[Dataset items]

═══

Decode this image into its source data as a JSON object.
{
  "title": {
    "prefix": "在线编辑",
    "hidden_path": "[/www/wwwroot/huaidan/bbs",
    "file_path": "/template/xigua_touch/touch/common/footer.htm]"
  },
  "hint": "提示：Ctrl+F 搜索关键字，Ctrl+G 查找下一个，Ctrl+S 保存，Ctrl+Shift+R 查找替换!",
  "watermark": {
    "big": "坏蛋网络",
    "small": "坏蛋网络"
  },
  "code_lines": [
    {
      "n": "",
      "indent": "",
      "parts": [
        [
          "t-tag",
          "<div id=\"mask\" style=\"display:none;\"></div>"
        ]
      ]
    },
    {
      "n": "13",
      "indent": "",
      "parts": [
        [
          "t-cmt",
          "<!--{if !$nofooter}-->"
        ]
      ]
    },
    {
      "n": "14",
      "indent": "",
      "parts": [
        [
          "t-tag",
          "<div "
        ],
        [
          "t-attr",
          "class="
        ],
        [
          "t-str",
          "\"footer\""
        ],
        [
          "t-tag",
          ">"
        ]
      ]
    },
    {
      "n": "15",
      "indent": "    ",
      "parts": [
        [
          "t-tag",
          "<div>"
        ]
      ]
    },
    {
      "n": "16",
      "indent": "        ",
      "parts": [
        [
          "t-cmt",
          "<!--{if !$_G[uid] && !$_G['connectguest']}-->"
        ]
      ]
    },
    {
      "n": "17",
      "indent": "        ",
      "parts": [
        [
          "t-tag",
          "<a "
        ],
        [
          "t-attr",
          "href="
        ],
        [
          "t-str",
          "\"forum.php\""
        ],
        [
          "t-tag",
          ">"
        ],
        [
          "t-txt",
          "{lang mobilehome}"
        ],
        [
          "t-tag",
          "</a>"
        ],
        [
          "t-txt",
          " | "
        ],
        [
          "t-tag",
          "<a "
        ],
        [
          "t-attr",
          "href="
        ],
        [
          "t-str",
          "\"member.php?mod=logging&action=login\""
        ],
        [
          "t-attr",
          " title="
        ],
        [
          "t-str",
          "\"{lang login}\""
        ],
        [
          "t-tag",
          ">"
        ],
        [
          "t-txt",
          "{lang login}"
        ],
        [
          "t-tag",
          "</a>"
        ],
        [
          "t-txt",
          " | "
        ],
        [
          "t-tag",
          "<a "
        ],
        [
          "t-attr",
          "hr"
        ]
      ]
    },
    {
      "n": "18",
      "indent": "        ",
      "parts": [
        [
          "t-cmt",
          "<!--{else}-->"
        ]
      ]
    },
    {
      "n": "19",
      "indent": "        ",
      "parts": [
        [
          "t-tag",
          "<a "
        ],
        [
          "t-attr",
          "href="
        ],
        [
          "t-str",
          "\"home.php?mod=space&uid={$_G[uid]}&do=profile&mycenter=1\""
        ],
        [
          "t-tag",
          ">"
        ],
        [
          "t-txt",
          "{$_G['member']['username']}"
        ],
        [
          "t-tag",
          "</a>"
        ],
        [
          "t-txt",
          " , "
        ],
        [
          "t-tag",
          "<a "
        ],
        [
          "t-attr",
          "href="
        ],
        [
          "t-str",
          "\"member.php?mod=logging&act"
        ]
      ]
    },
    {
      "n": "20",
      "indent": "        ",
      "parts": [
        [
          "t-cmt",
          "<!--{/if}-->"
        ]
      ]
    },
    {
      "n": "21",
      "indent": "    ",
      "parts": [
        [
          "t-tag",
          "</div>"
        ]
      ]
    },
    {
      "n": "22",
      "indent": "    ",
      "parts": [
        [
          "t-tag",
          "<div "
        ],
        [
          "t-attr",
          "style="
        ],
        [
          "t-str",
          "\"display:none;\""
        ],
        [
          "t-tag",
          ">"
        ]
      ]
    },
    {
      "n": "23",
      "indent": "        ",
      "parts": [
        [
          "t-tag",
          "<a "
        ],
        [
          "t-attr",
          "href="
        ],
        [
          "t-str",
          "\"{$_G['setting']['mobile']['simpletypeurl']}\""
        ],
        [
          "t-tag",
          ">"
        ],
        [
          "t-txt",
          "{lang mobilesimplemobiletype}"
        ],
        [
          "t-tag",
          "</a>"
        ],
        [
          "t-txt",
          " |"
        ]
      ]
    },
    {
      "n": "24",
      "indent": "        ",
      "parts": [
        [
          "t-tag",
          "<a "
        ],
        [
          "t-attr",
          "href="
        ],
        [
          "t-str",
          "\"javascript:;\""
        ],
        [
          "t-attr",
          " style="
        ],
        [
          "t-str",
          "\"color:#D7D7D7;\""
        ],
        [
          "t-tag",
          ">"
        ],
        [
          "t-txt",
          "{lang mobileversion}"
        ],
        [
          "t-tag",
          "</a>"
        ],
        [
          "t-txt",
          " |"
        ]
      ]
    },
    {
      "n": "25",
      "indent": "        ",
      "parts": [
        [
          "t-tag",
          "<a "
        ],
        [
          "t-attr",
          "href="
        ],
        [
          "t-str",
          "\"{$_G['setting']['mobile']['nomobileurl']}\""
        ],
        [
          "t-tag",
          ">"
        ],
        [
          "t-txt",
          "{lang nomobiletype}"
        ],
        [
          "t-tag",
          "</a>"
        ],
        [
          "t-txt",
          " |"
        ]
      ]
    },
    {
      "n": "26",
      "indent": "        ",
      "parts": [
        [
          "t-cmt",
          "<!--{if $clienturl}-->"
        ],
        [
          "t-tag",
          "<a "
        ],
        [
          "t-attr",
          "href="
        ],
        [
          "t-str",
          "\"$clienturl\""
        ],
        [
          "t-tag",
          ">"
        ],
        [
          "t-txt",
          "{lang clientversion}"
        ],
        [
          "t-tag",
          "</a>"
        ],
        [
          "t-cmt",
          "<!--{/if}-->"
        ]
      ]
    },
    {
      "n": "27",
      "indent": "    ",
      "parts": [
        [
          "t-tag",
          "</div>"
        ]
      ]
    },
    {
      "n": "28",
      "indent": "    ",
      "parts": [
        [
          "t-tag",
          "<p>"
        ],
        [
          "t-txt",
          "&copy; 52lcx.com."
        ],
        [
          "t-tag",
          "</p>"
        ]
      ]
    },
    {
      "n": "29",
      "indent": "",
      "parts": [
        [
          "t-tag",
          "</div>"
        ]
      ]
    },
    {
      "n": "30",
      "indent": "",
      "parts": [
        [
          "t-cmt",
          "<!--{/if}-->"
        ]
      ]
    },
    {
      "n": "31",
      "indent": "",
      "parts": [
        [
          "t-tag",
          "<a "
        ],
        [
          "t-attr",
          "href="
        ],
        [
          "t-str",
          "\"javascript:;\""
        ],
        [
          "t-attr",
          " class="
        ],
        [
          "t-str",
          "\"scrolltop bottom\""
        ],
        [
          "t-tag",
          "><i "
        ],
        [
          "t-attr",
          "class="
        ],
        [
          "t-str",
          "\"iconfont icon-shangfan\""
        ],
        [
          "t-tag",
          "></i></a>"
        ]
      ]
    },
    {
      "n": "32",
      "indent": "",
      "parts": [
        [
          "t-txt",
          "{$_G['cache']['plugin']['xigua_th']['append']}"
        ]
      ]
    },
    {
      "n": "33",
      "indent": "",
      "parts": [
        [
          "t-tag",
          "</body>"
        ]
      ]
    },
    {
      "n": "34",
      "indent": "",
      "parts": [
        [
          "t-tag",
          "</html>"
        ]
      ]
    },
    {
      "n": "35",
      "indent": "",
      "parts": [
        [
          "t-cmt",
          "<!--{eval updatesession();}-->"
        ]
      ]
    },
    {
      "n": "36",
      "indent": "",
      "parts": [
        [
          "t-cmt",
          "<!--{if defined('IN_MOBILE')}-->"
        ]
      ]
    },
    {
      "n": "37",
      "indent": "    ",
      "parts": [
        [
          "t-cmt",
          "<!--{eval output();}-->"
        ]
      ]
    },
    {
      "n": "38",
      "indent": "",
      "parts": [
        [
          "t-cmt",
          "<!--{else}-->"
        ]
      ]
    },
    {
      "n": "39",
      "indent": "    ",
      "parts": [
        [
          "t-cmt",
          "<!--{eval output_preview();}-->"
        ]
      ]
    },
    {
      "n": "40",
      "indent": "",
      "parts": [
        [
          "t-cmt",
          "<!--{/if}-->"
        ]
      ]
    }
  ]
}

═══

__Task details__: In the listing, find every line containing the word "lang" and list it.

__Exercise output__:
          "{lang mobilehome}"
          "\"{lang login}\""
          "{lang login}"
          "{lang mobilesimplemobiletype}"
          "{lang mobileversion}"
          "{lang nomobiletype}"
          "{lang clientversion}"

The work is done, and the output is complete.